Give the entries again exactly, every one of them.

* _Dataset content_
** Start **
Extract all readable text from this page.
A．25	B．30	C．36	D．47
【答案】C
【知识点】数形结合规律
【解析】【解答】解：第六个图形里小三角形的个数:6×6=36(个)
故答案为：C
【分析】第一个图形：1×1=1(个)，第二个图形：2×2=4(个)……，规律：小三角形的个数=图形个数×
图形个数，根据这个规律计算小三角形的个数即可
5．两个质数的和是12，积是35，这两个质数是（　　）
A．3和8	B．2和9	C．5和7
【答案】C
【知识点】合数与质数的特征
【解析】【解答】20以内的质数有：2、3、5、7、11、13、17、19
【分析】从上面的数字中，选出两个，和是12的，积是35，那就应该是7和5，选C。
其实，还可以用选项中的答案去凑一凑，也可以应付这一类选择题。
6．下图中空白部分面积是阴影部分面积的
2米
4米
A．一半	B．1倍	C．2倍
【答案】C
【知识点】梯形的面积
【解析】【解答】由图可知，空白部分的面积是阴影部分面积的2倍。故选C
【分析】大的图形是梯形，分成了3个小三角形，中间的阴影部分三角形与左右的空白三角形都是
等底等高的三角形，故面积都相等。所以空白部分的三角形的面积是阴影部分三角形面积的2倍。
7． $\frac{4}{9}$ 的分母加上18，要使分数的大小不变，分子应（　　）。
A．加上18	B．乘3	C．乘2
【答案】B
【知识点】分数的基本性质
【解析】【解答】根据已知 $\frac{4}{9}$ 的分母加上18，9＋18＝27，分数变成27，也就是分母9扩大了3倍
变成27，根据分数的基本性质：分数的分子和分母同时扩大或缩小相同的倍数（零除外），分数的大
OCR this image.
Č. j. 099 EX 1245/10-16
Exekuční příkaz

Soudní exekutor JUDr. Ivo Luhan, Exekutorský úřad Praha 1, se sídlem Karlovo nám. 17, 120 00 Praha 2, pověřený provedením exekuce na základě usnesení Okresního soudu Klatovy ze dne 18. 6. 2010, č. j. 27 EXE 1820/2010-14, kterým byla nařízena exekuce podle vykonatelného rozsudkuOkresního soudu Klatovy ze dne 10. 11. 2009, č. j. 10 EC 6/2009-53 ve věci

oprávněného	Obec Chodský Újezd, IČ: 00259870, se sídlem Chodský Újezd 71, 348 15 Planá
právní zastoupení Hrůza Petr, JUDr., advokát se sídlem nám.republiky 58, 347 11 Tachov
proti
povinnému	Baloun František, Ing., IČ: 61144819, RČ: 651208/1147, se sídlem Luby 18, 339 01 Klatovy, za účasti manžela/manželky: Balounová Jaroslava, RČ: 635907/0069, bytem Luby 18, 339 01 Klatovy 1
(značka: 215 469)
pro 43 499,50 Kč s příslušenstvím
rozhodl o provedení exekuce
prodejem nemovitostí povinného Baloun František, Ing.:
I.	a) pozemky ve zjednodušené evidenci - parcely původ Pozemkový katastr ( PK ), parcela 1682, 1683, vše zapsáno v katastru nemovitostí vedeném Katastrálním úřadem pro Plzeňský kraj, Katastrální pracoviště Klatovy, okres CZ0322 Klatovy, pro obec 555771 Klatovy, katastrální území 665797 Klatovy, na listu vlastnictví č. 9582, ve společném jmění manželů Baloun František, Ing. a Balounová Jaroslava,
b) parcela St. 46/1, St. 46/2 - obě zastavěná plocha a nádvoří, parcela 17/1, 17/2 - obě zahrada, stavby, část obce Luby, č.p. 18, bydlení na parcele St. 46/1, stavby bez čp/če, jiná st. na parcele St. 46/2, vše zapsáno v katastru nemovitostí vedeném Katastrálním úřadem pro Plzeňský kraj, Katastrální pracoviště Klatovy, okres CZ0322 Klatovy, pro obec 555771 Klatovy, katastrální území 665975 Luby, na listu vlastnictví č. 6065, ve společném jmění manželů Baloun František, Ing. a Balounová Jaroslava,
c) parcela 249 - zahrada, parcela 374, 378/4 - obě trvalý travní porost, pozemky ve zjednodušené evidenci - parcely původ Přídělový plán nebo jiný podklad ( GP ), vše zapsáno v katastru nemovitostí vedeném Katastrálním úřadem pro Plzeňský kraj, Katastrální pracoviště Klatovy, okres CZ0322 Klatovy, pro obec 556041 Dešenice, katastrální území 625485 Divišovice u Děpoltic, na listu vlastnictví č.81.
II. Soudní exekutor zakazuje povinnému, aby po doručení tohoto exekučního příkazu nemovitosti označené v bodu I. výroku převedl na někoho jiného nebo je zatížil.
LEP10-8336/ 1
** End **
* _Solution to this task_
Extract all readable text from this page.
A．25	B．30	C．36	D．47
【答案】C
【知识点】数形结合规律
【解析】【解答】解：第六个图形里小三角形的个数:6×6=36(个)
故答案为：C
【分析】第一个图形：1×1=1(个)，第二个图形：2×2=4(个)……，规律：小三角形的个数=图形个数×
图形个数，根据这个规律计算小三角形的个数即可
5．两个质数的和是12，积是35，这两个质数是（　　）
A．3和8	B．2和9	C．5和7
【答案】C
【知识点】合数与质数的特征
【解析】【解答】20以内的质数有：2、3、5、7、11、13、17、19
【分析】从上面的数字中，选出两个，和是12的，积是35，那就应该是7和5，选C。
其实，还可以用选项中的答案去凑一凑，也可以应付这一类选择题。
6．下图中空白部分面积是阴影部分面积的
2米
4米
A．一半	B．1倍	C．2倍
【答案】C
【知识点】梯形的面积
【解析】【解答】由图可知，空白部分的面积是阴影部分面积的2倍。故选C
【分析】大的图形是梯形，分成了3个小三角形，中间的阴影部分三角形与左右的空白三角形都是
等底等高的三角形，故面积都相等。所以空白部分的三角形的面积是阴影部分三角形面积的2倍。
7． $\frac{4}{9}$ 的分母加上18，要使分数的大小不变，分子应（　　）。
A．加上18	B．乘3	C．乘2
【答案】B
【知识点】分数的基本性质
【解析】【解答】根据已知 $\frac{4}{9}$ 的分母加上18，9＋18＝27，分数变成27，也就是分母9扩大了3倍
变成27，根据分数的基本性质：分数的分子和分母同时扩大或缩小相同的倍数（零除外），分数的大
OCR this image.
Č. j. 099 EX 1245/10-16
Exekuční příkaz

Soudní exekutor JUDr. Ivo Luhan, Exekutorský úřad Praha 1, se sídlem Karlovo nám. 17, 120 00 Praha 2, pověřený provedením exekuce na základě usnesení Okresního soudu Klatovy ze dne 18. 6. 2010, č. j. 27 EXE 1820/2010-14, kterým byla nařízena exekuce podle vykonatelného rozsudkuOkresního soudu Klatovy ze dne 10. 11. 2009, č. j. 10 EC 6/2009-53 ve věci

oprávněného	Obec Chodský Újezd, IČ: 00259870, se sídlem Chodský Újezd 71, 348 15 Planá
právní zastoupení Hrůza Petr, JUDr., advokát se sídlem nám.republiky 58, 347 11 Tachov
proti
povinnému	Baloun František, Ing., IČ: 61144819, RČ: 651208/1147, se sídlem Luby 18, 339 01 Klatovy, za účasti manžela/manželky: Balounová Jaroslava, RČ: 635907/0069, bytem Luby 18, 339 01 Klatovy 1
(značka: 215 469)
pro 43 499,50 Kč s příslušenstvím
rozhodl o provedení exekuce
prodejem nemovitostí povinného Baloun František, Ing.:
I.	a) pozemky ve zjednodušené evidenci - parcely původ Pozemkový katastr ( PK ), parcela 1682, 1683, vše zapsáno v katastru nemovitostí vedeném Katastrálním úřadem pro Plzeňský kraj, Katastrální pracoviště Klatovy, okres CZ0322 Klatovy, pro obec 555771 Klatovy, katastrální území 665797 Klatovy, na listu vlastnictví č. 9582, ve společném jmění manželů Baloun František, Ing. a Balounová Jaroslava,
b) parcela St. 46/1, St. 46/2 - obě zastavěná plocha a nádvoří, parcela 17/1, 17/2 - obě zahrada, stavby, část obce Luby, č.p. 18, bydlení na parcele St. 46/1, stavby bez čp/če, jiná st. na parcele St. 46/2, vše zapsáno v katastru nemovitostí vedeném Katastrálním úřadem pro Plzeňský kraj, Katastrální pracoviště Klatovy, okres CZ0322 Klatovy, pro obec 555771 Klatovy, katastrální území 665975 Luby, na listu vlastnictví č. 6065, ve společném jmění manželů Baloun František, Ing. a Balounová Jaroslava,
c) parcela 249 - zahrada, parcela 374, 378/4 - obě trvalý travní porost, pozemky ve zjednodušené evidenci - parcely původ Přídělový plán nebo jiný podklad ( GP ), vše zapsáno v katastru nemovitostí vedeném Katastrálním úřadem pro Plzeňský kraj, Katastrální pracoviště Klatovy, okres CZ0322 Klatovy, pro obec 556041 Dešenice, katastrální území 625485 Divišovice u Děpoltic, na listu vlastnictví č.81.
II. Soudní exekutor zakazuje povinnému, aby po doručení tohoto exekučního příkazu nemovitosti označené v bodu I. výroku převedl na někoho jiného nebo je zatížil.
LEP10-8336/ 1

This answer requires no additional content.